• **Required task**:
Reproduce each line that includes the word "последнее".

• **Material to process**:
____________

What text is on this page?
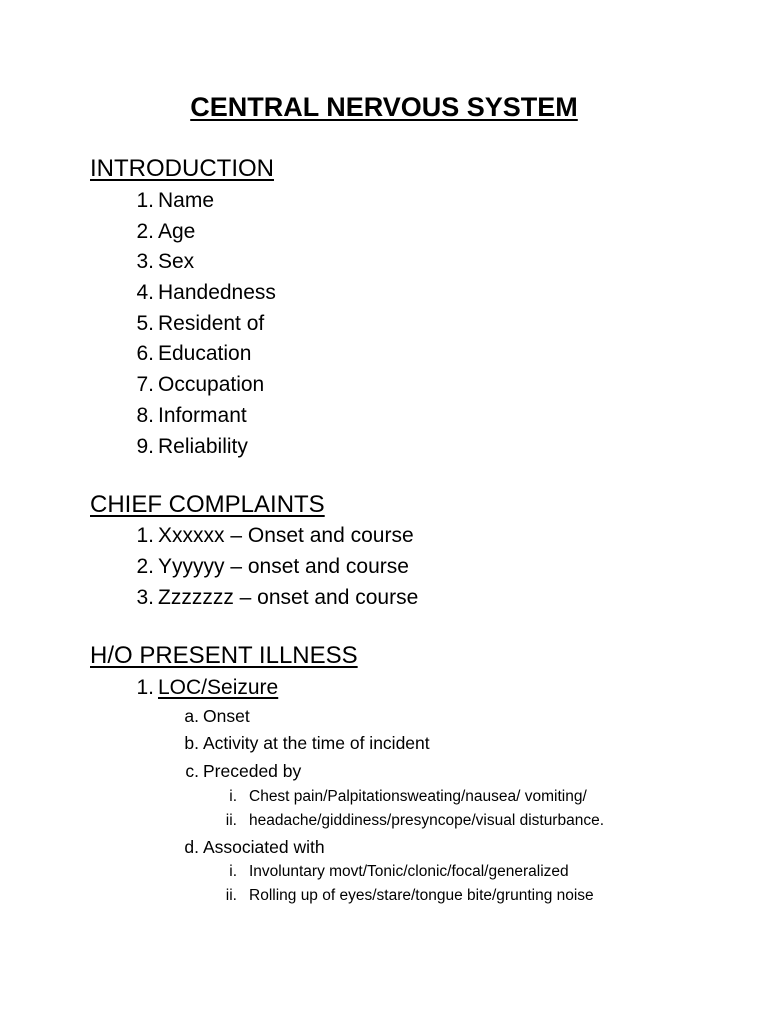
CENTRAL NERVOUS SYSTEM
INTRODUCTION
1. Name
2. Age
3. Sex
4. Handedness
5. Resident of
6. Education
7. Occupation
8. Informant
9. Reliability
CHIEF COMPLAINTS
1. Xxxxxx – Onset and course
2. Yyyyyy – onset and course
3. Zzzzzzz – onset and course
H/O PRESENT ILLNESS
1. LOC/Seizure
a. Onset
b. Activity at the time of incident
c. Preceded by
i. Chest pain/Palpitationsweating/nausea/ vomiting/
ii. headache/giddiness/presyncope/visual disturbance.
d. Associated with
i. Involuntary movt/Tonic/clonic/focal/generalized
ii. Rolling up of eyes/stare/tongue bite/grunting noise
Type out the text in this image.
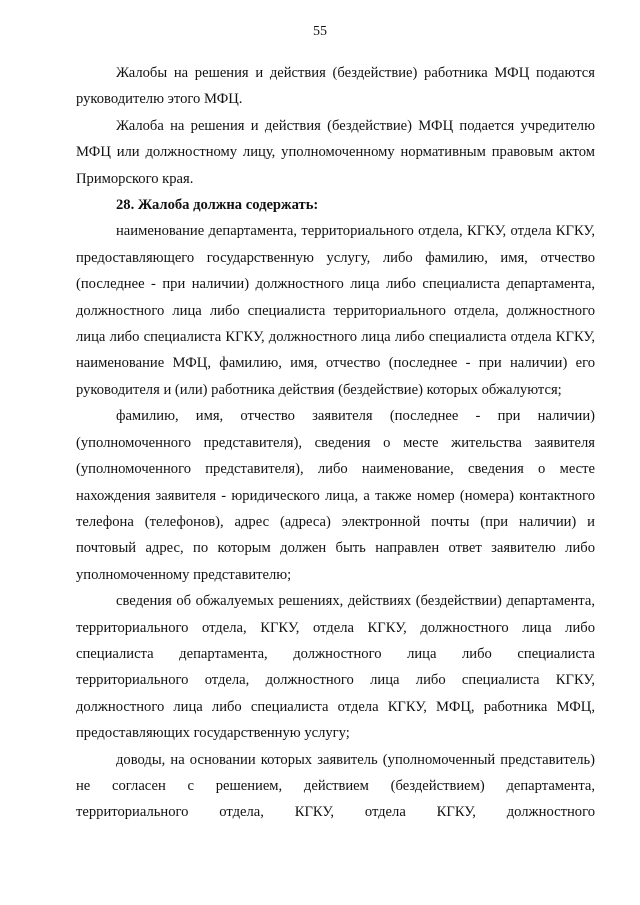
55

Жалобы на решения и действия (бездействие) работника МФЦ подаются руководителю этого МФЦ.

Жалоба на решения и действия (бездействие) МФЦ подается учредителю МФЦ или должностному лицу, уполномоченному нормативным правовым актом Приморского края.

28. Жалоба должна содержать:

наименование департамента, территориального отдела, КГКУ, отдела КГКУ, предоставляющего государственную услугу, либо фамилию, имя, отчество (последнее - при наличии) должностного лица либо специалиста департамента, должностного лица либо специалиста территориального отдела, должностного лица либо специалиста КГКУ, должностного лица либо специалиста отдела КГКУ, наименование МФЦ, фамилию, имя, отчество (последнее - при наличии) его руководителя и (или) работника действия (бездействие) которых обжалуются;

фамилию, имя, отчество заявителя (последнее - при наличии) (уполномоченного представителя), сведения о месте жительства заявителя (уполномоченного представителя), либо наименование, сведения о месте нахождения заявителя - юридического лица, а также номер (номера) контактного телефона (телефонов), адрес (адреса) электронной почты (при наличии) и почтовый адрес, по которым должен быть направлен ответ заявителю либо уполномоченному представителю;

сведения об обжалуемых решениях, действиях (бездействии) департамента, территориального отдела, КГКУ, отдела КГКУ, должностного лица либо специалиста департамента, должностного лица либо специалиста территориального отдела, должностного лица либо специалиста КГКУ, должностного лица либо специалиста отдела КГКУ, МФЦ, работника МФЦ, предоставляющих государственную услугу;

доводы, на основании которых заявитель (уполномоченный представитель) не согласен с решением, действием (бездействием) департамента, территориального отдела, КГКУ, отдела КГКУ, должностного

____________

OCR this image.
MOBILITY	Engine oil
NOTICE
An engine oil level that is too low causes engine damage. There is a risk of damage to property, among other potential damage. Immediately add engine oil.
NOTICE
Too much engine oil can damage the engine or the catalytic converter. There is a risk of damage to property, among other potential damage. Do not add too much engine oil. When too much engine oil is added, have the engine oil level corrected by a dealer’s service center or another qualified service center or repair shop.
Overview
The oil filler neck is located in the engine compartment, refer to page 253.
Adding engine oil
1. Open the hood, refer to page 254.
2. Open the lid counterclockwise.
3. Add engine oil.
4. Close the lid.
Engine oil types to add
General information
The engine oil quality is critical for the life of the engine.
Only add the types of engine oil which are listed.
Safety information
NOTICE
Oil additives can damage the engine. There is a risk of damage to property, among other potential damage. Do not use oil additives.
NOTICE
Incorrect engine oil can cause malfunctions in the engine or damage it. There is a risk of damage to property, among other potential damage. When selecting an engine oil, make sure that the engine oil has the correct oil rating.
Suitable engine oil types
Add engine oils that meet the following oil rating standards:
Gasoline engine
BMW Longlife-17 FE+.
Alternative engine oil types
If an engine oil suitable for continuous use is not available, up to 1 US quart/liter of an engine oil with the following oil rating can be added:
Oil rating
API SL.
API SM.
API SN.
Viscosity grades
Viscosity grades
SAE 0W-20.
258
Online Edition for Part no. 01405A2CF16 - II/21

____________

• **In response**:
наименование департамента, территориального отдела, КГКУ, отдела КГКУ, предоставляющего государственную услугу, либо фамилию, имя, отчество (последнее - при наличии) должностного лица либо специалиста департамента, должностного лица либо специалиста территориального отдела, должностного лица либо специалиста КГКУ, должностного лица либо специалиста отдела КГКУ, наименование МФЦ, фамилию, имя, отчество (последнее - при наличии) его руководителя и (или) работника действия (бездействие) которых обжалуются;
фамилию, имя, отчество заявителя (последнее - при наличии) (уполномоченного представителя), сведения о месте жительства заявителя (уполномоченного представителя), либо наименование, сведения о месте нахождения заявителя - юридического лица, а также номер (номера) контактного телефона (телефонов), адрес (адреса) электронной почты (при наличии) и почтовый адрес, по которым должен быть направлен ответ заявителю либо уполномоченному представителю;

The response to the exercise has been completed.